GIVEN TASK: Below are records to transcribe exactly, without their pictures.

RECORDS SUPPLIED:
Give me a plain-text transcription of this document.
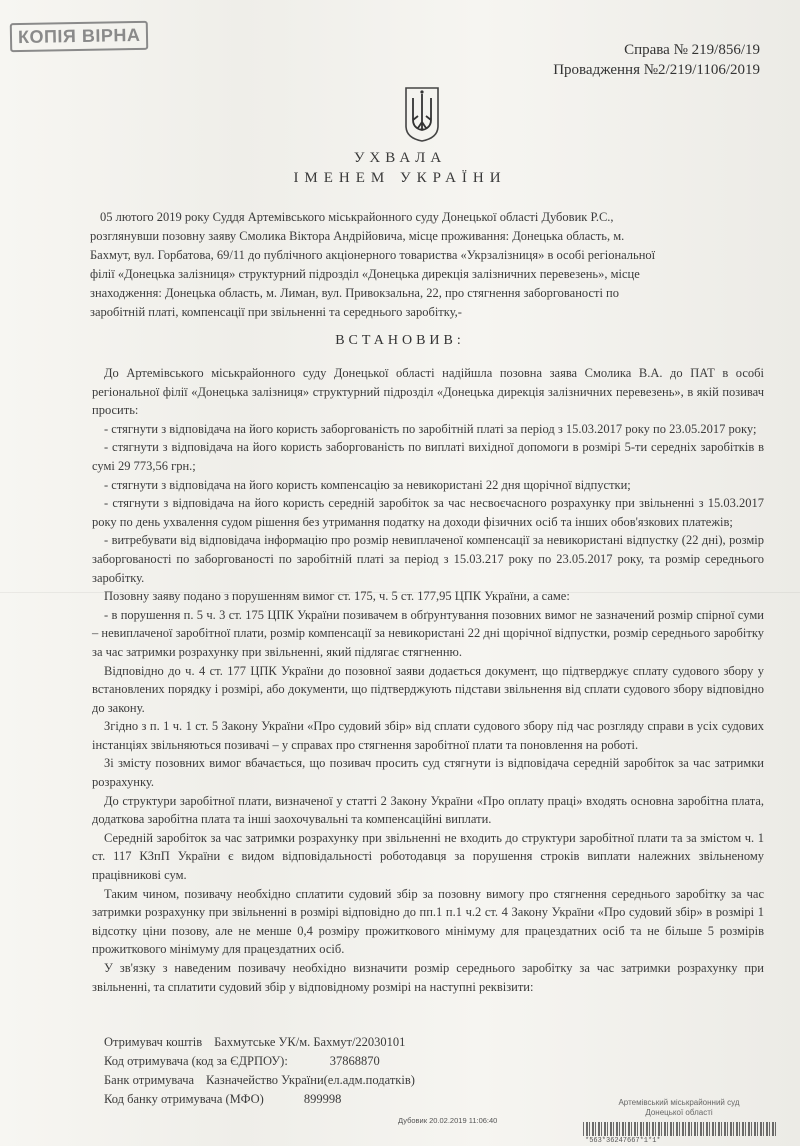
КОПІЯ ВІРНА
Справа № 219/856/19
Провадження №2/219/1106/2019
УХВАЛА
ІМЕНЕМ УКРАЇНИ
05 лютого 2019 року Суддя Артемівського міськрайонного суду Донецької області Дубовик Р.С.,
розглянувши позовну заяву Смолика Віктора Андрійовича, місце проживання: Донецька область, м.
Бахмут, вул. Горбатова, 69/11 до публічного акціонерного товариства «Укрзалізниця» в особі регіональної
філії «Донецька залізниця» структурний підрозділ «Донецька дирекція залізничних перевезень», місце
знаходження: Донецька область, м. Лиман, вул. Привокзальна, 22, про стягнення заборгованості по
заробітній платі, компенсації при звільненні та середнього заробітку,-
ВСТАНОВИВ:

До Артемівського міськрайонного суду Донецької області надійшла позовна заява Смолика В.А. до ПАТ в особі регіональної філії «Донецька залізниця» структурний підрозділ «Донецька дирекція залізничних перевезень», в якій позивач просить:

- стягнути з відповідача на його користь заборгованість по заробітній платі за період з 15.03.2017 року по 23.05.2017 року;

- стягнути з відповідача на його користь заборгованість по виплаті вихідної допомоги в розмірі 5-ти середніх заробітків в сумі 29 773,56 грн.;

- стягнути з відповідача на його користь компенсацію за невикористані 22 дня щорічної відпустки;

- стягнути з відповідача на його користь середній заробіток за час несвоєчасного розрахунку при звільненні з 15.03.2017 року по день ухвалення судом рішення без утримання податку на доходи фізичних осіб та інших обов'язкових платежів;

- витребувати від відповідача інформацію про розмір невиплаченої компенсації за невикористані відпустку (22 дні), розмір заборгованості по заборгованості по заробітній платі за період з 15.03.217 року по 23.05.2017 року, та розмір середнього заробітку.

Позовну заяву подано з порушенням вимог ст. 175, ч. 5 ст. 177,95 ЦПК України, а саме:

- в порушення п. 5 ч. 3 ст. 175 ЦПК України позивачем в обґрунтування позовних вимог не зазначений розмір спірної суми – невиплаченої заробітної плати, розмір компенсації за невикористані 22 дні щорічної відпустки, розмір середнього заробітку за час затримки розрахунку при звільненні, який підлягає стягненню.

Відповідно до ч. 4 ст. 177 ЦПК України до позовної заяви додається документ, що підтверджує сплату судового збору у встановлених порядку і розмірі, або документи, що підтверджують підстави звільнення від сплати судового збору відповідно до закону.

Згідно з п. 1 ч. 1 ст. 5 Закону України «Про судовий збір» від сплати судового збору під час розгляду справи в усіх судових інстанціях звільняються позивачі – у справах про стягнення заробітної плати та поновлення на роботі.

Зі змісту позовних вимог вбачається, що позивач просить суд стягнути із відповідача середній заробіток за час затримки розрахунку.

До структури заробітної плати, визначеної у статті 2 Закону України «Про оплату праці» входять основна заробітна плата, додаткова заробітна плата та інші заохочувальні та компенсаційні виплати.

Середній заробіток за час затримки розрахунку при звільненні не входить до структури заробітної плати та за змістом ч. 1 ст. 117 КЗпП України є видом відповідальності роботодавця за порушення строків виплати належних звільненому працівникові сум.

Таким чином, позивачу необхідно сплатити судовий збір за позовну вимогу про стягнення середнього заробітку за час затримки розрахунку при звільненні в розмірі відповідно до пп.1 п.1 ч.2 ст. 4 Закону України «Про судовий збір» в розмірі 1 відсотку ціни позову, але не менше 0,4 розміру прожиткового мінімуму для працездатних осіб та не більше 5 розмірів прожиткового мінімуму для працездатних осіб.

У зв'язку з наведеним позивачу необхідно визначити розмір середнього заробітку за час затримки розрахунку при звільненні, та сплатити судовий збір у відповідному розмірі на наступні реквізити:

Отримувач коштів Бахмутське УК/м. Бахмут/22030101
Код отримувача (код за ЄДРПОУ):	37868870
Банк отримувача Казначейство України(ел.адм.податків)
Код банку отримувача (МФО)	899998
Дубовик 20.02.2019 11:06:40
Артемівський міськрайонний суд
Донецької області
*563*36247667*1*1*
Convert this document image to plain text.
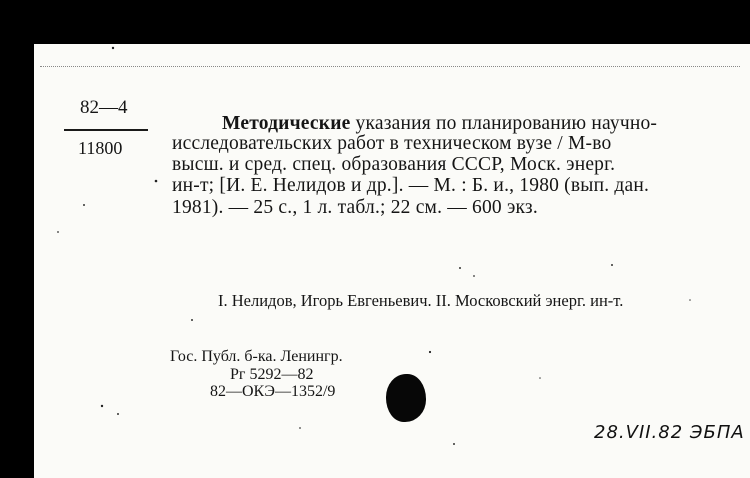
82—4
11800
Методические указания по планированию научно-
исследовательских работ в техническом вузе / М-во
высш. и сред. спец. образования СССР, Моск. энерг.
ин-т; [И. Е. Нелидов и др.]. — М. : Б. и., 1980 (вып. дан.
1981). — 25 с., 1 л. табл.; 22 см. — 600 экз.
I. Нелидов, Игорь Евгеньевич. II. Московский энерг. ин-т.
Гос. Публ. б-ка. Ленингр.
Рг 5292—82
82—ОКЭ—1352/9
28.VII.82 ЭБПА
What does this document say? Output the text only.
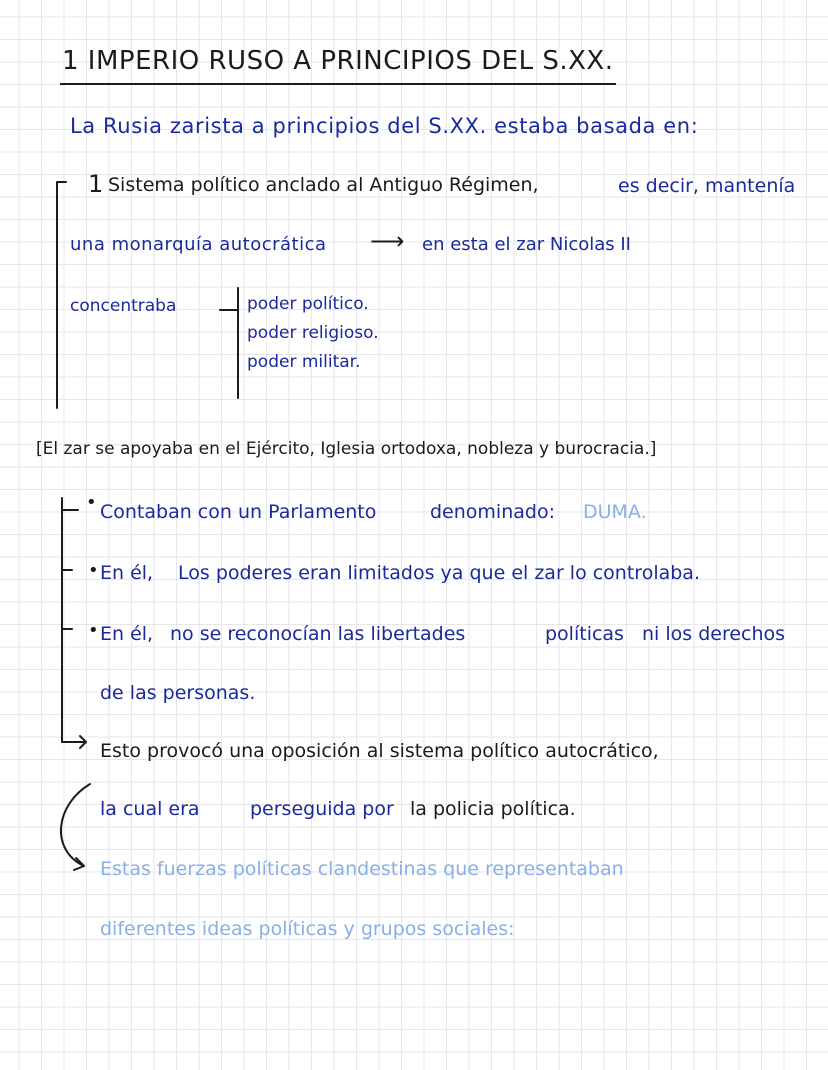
1 IMPERIO RUSO A PRINCIPIOS DEL S.XX.
La Rusia zarista a principios del S.XX. estaba basada en:
1 Sistema político anclado al Antiguo Régimen,	es decir, mantenía
una monarquía autocrática ⟶ en esta el zar Nicolas II
concentraba	poder político.
poder religioso.
poder militar.
[El zar se apoyaba en el Ejército, Iglesia ortodoxa, nobleza y burocracia.]
• Contaban con un Parlamento	denominado: DUMA.
• En él, Los poderes eran limitados ya que el zar lo controlaba.
• En él, no se reconocían las libertades	políticas ni los derechos
de las personas.
Esto provocó una oposición al sistema político autocrático,
la cual era	perseguida por la policia política.
Estas fuerzas políticas clandestinas que representaban
diferentes ideas políticas y grupos sociales:
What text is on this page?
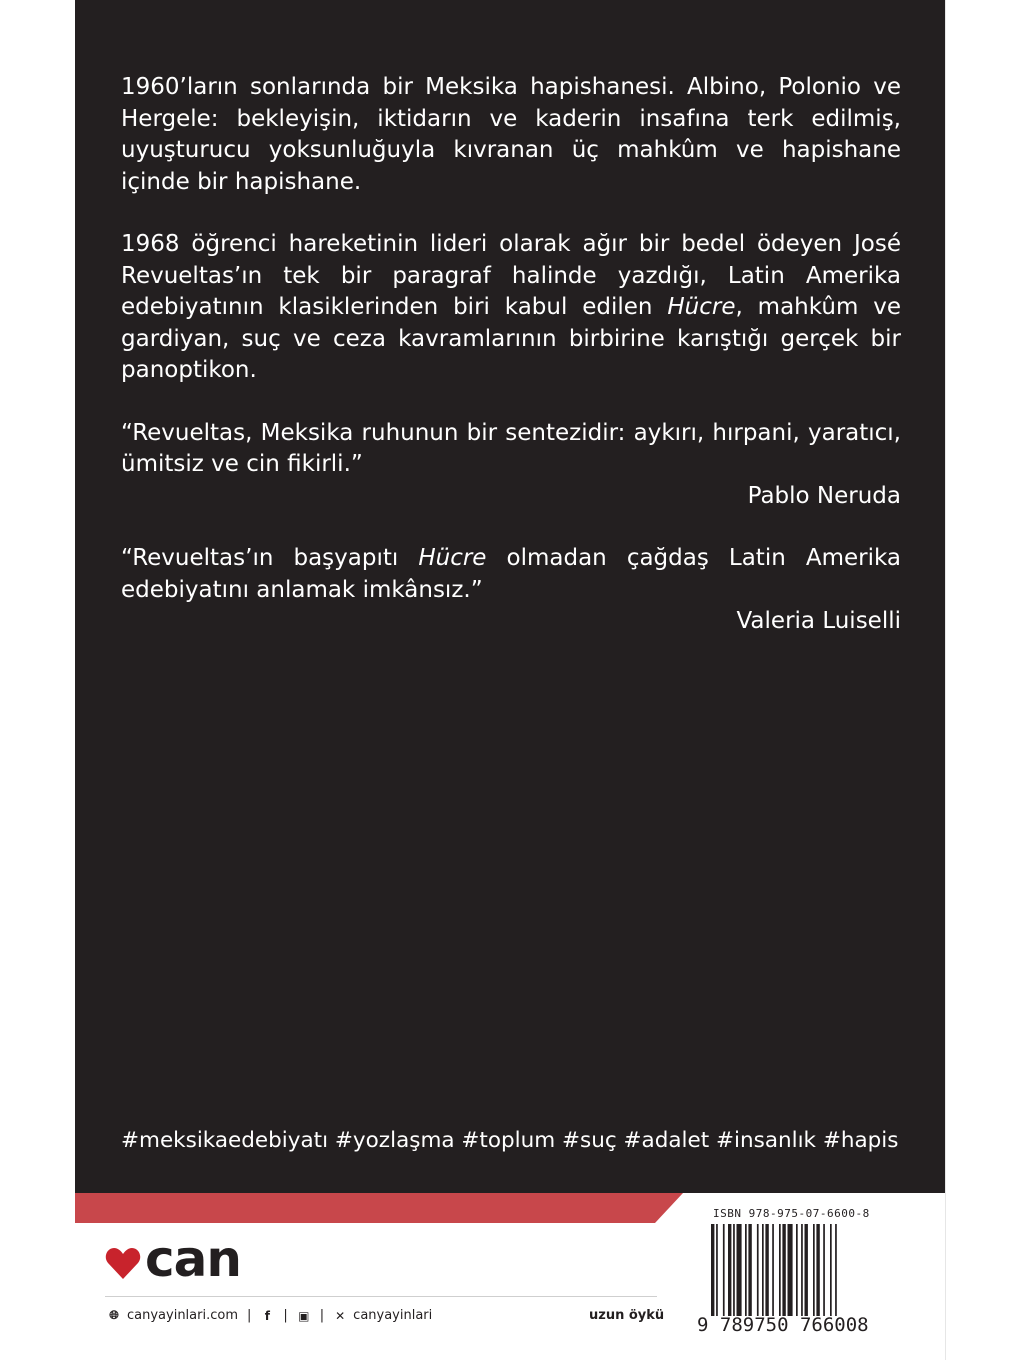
1960’ların sonlarında bir Meksika hapishanesi. Albino, Polonio ve Hergele: bekleyişin, iktidarın ve kaderin insafına terk edilmiş, uyuşturucu yoksunluğuyla kıvranan üç mahkûm ve hapishane içinde bir hapishane.

1968 öğrenci hareketinin lideri olarak ağır bir bedel ödeyen José Revueltas’ın tek bir paragraf halinde yazdığı, Latin Amerika edebiyatının klasiklerinden biri kabul edilen Hücre, mahkûm ve gardiyan, suç ve ceza kavramlarının birbirine karıştığı gerçek bir panoptikon.

“Revueltas, Meksika ruhunun bir sentezidir: aykırı, hırpani, yaratıcı, ümitsiz ve cin fikirli.”

Pablo Neruda

“Revueltas’ın başyapıtı Hücre olmadan çağdaş Latin Amerika edebiyatını anlamak imkânsız.”

Valeria Luiselli
#meksikaedebiyatı #yozlaşma #toplum #suç #adalet #insanlık #hapis
can
🌐︎ canyayinlari.com |	f	| ▣ | ✕ canyayinlari	uzun öykü
ISBN 978-975-07-6600-8
9 789750 766008
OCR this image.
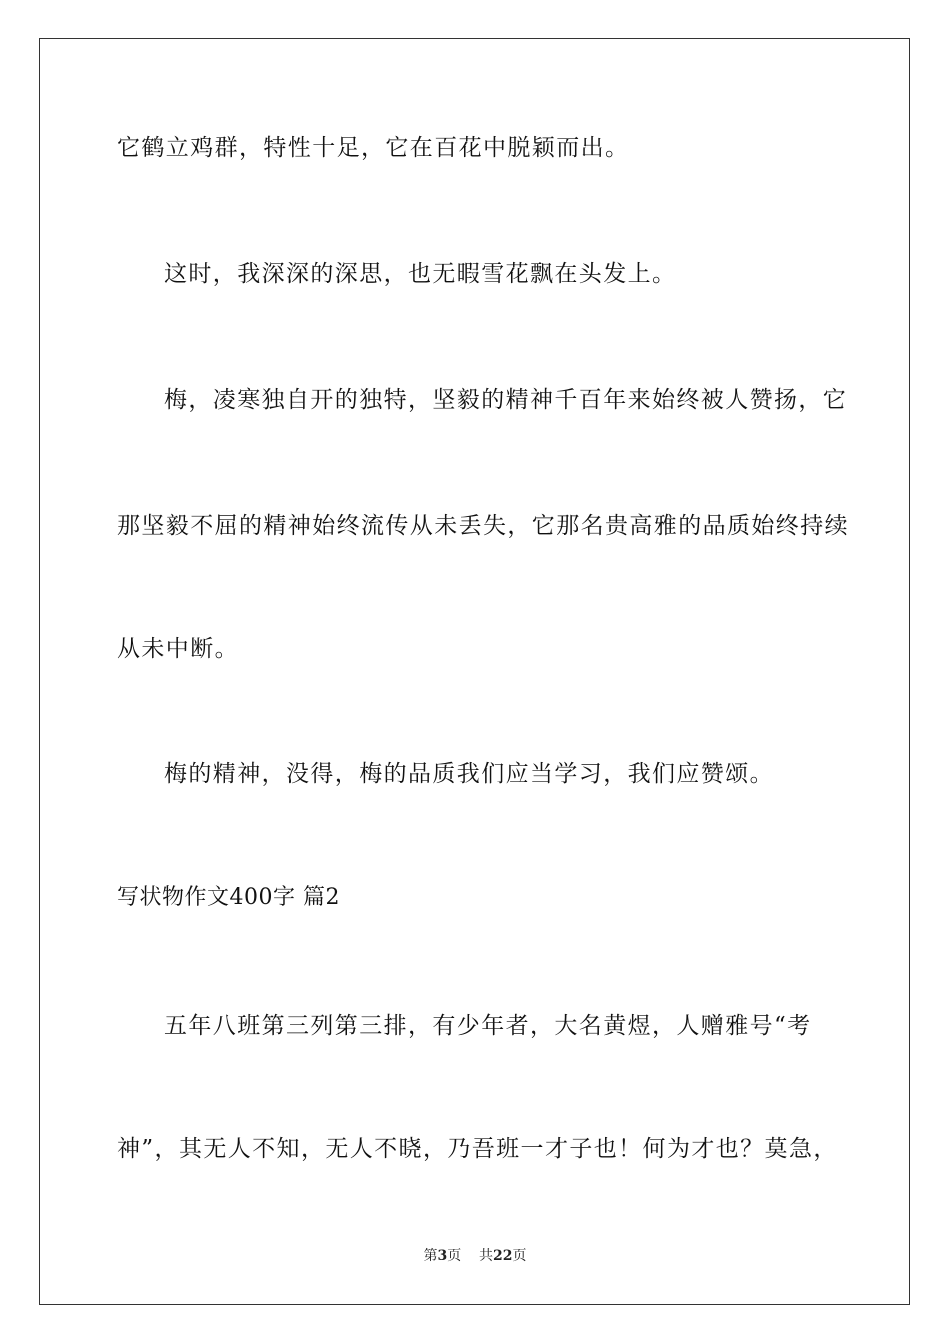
它鹤立鸡群，特性十足，它在百花中脱颖而出。
这时，我深深的深思，也无暇雪花飘在头发上。
梅，凌寒独自开的独特，坚毅的精神千百年来始终被人赞扬，它
那坚毅不屈的精神始终流传从未丢失，它那名贵高雅的品质始终持续
从未中断。
梅的精神，没得，梅的品质我们应当学习，我们应赞颂。
写状物作文400字 篇2
五年八班第三列第三排，有少年者，大名黄煜，人赠雅号“考
神”，其无人不知，无人不晓，乃吾班一才子也！何为才也？莫急，
第3页    共22页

EXPECTED ANSWER:
Give me a plain-text transcription of this document.
КОПІЯ ВІРНА
Справа № 219/856/19
Провадження №2/219/1106/2019
УХВАЛА
ІМЕНЕМ УКРАЇНИ
05 лютого 2019 року Суддя Артемівського міськрайонного суду Донецької області Дубовик Р.С.,
розглянувши позовну заяву Смолика Віктора Андрійовича, місце проживання: Донецька область, м.
Бахмут, вул. Горбатова, 69/11 до публічного акціонерного товариства «Укрзалізниця» в особі регіональної
філії «Донецька залізниця» структурний підрозділ «Донецька дирекція залізничних перевезень», місце
знаходження: Донецька область, м. Лиман, вул. Привокзальна, 22, про стягнення заборгованості по
заробітній платі, компенсації при звільненні та середнього заробітку,-
ВСТАНОВИВ:

До Артемівського міськрайонного суду Донецької області надійшла позовна заява Смолика В.А. до ПАТ в особі регіональної філії «Донецька залізниця» структурний підрозділ «Донецька дирекція залізничних перевезень», в якій позивач просить:

- стягнути з відповідача на його користь заборгованість по заробітній платі за період з 15.03.2017 року по 23.05.2017 року;

- стягнути з відповідача на його користь заборгованість по виплаті вихідної допомоги в розмірі 5-ти середніх заробітків в сумі 29 773,56 грн.;

- стягнути з відповідача на його користь компенсацію за невикористані 22 дня щорічної відпустки;

- стягнути з відповідача на його користь середній заробіток за час несвоєчасного розрахунку при звільненні з 15.03.2017 року по день ухвалення судом рішення без утримання податку на доходи фізичних осіб та інших обов'язкових платежів;

- витребувати від відповідача інформацію про розмір невиплаченої компенсації за невикористані відпустку (22 дні), розмір заборгованості по заборгованості по заробітній платі за період з 15.03.217 року по 23.05.2017 року, та розмір середнього заробітку.

Позовну заяву подано з порушенням вимог ст. 175, ч. 5 ст. 177,95 ЦПК України, а саме:

- в порушення п. 5 ч. 3 ст. 175 ЦПК України позивачем в обґрунтування позовних вимог не зазначений розмір спірної суми – невиплаченої заробітної плати, розмір компенсації за невикористані 22 дні щорічної відпустки, розмір середнього заробітку за час затримки розрахунку при звільненні, який підлягає стягненню.

Відповідно до ч. 4 ст. 177 ЦПК України до позовної заяви додається документ, що підтверджує сплату судового збору у встановлених порядку і розмірі, або документи, що підтверджують підстави звільнення від сплати судового збору відповідно до закону.

Згідно з п. 1 ч. 1 ст. 5 Закону України «Про судовий збір» від сплати судового збору під час розгляду справи в усіх судових інстанціях звільняються позивачі – у справах про стягнення заробітної плати та поновлення на роботі.

Зі змісту позовних вимог вбачається, що позивач просить суд стягнути із відповідача середній заробіток за час затримки розрахунку.

До структури заробітної плати, визначеної у статті 2 Закону України «Про оплату праці» входять основна заробітна плата, додаткова заробітна плата та інші заохочувальні та компенсаційні виплати.

Середній заробіток за час затримки розрахунку при звільненні не входить до структури заробітної плати та за змістом ч. 1 ст. 117 КЗпП України є видом відповідальності роботодавця за порушення строків виплати належних звільненому працівникові сум.

Таким чином, позивачу необхідно сплатити судовий збір за позовну вимогу про стягнення середнього заробітку за час затримки розрахунку при звільненні в розмірі відповідно до пп.1 п.1 ч.2 ст. 4 Закону України «Про судовий збір» в розмірі 1 відсотку ціни позову, але не менше 0,4 розміру прожиткового мінімуму для працездатних осіб та не більше 5 розмірів прожиткового мінімуму для працездатних осіб.

У зв'язку з наведеним позивачу необхідно визначити розмір середнього заробітку за час затримки розрахунку при звільненні, та сплатити судовий збір у відповідному розмірі на наступні реквізити:

Отримувач коштів Бахмутське УК/м. Бахмут/22030101
Код отримувача (код за ЄДРПОУ):	37868870
Банк отримувача Казначейство України(ел.адм.податків)
Код банку отримувача (МФО)	899998
Дубовик 20.02.2019 11:06:40
Артемівський міськрайонний суд
Донецької області
*563*36247667*1*1*
Convert this document image to plain text.
82—4
11800
Методические указания по планированию научно-
исследовательских работ в техническом вузе / М-во
высш. и сред. спец. образования СССР, Моск. энерг.
ин-т; [И. Е. Нелидов и др.]. — М. : Б. и., 1980 (вып. дан.
1981). — 25 с., 1 л. табл.; 22 см. — 600 экз.
I. Нелидов, Игорь Евгеньевич. II. Московский энерг. ин-т.
Гос. Публ. б-ка. Ленингр.
Рг 5292—82
82—ОКЭ—1352/9
28.VII.82 ЭБПА
What does this document say? Output the text only.
1 IMPERIO RUSO A PRINCIPIOS DEL S.XX.
La Rusia zarista a principios del S.XX. estaba basada en:
1 Sistema político anclado al Antiguo Régimen,	es decir, mantenía
una monarquía autocrática ⟶ en esta el zar Nicolas II
concentraba	poder político.
poder religioso.
poder militar.
[El zar se apoyaba en el Ejército, Iglesia ortodoxa, nobleza y burocracia.]
• Contaban con un Parlamento	denominado: DUMA.
• En él, Los poderes eran limitados ya que el zar lo controlaba.
• En él, no se reconocían las libertades	políticas ni los derechos
de las personas.
Esto provocó una oposición al sistema político autocrático,
la cual era	perseguida por la policia política.
Estas fuerzas políticas clandestinas que representaban
diferentes ideas políticas y grupos sociales:
What text is on this page?
1960’ların sonlarında bir Meksika hapishanesi. Albino, Polonio ve Hergele: bekleyişin, iktidarın ve kaderin insafına terk edilmiş, uyuşturucu yoksunluğuyla kıvranan üç mahkûm ve hapishane içinde bir hapishane.

1968 öğrenci hareketinin lideri olarak ağır bir bedel ödeyen José Revueltas’ın tek bir paragraf halinde yazdığı, Latin Amerika edebiyatının klasiklerinden biri kabul edilen Hücre, mahkûm ve gardiyan, suç ve ceza kavramlarının birbirine karıştığı gerçek bir panoptikon.

“Revueltas, Meksika ruhunun bir sentezidir: aykırı, hırpani, yaratıcı, ümitsiz ve cin fikirli.”

Pablo Neruda

“Revueltas’ın başyapıtı Hücre olmadan çağdaş Latin Amerika edebiyatını anlamak imkânsız.”

Valeria Luiselli
#meksikaedebiyatı #yozlaşma #toplum #suç #adalet #insanlık #hapis
can
🌐︎ canyayinlari.com |	f	| ▣ | ✕ canyayinlari	uzun öykü
ISBN 978-975-07-6600-8
9 789750 766008
OCR this image.
它鹤立鸡群，特性十足，它在百花中脱颖而出。
这时，我深深的深思，也无暇雪花飘在头发上。
梅，凌寒独自开的独特，坚毅的精神千百年来始终被人赞扬，它
那坚毅不屈的精神始终流传从未丢失，它那名贵高雅的品质始终持续
从未中断。
梅的精神，没得，梅的品质我们应当学习，我们应赞颂。
写状物作文400字 篇2
五年八班第三列第三排，有少年者，大名黄煜，人赠雅号“考
神”，其无人不知，无人不晓，乃吾班一才子也！何为才也？莫急，
第3页    共22页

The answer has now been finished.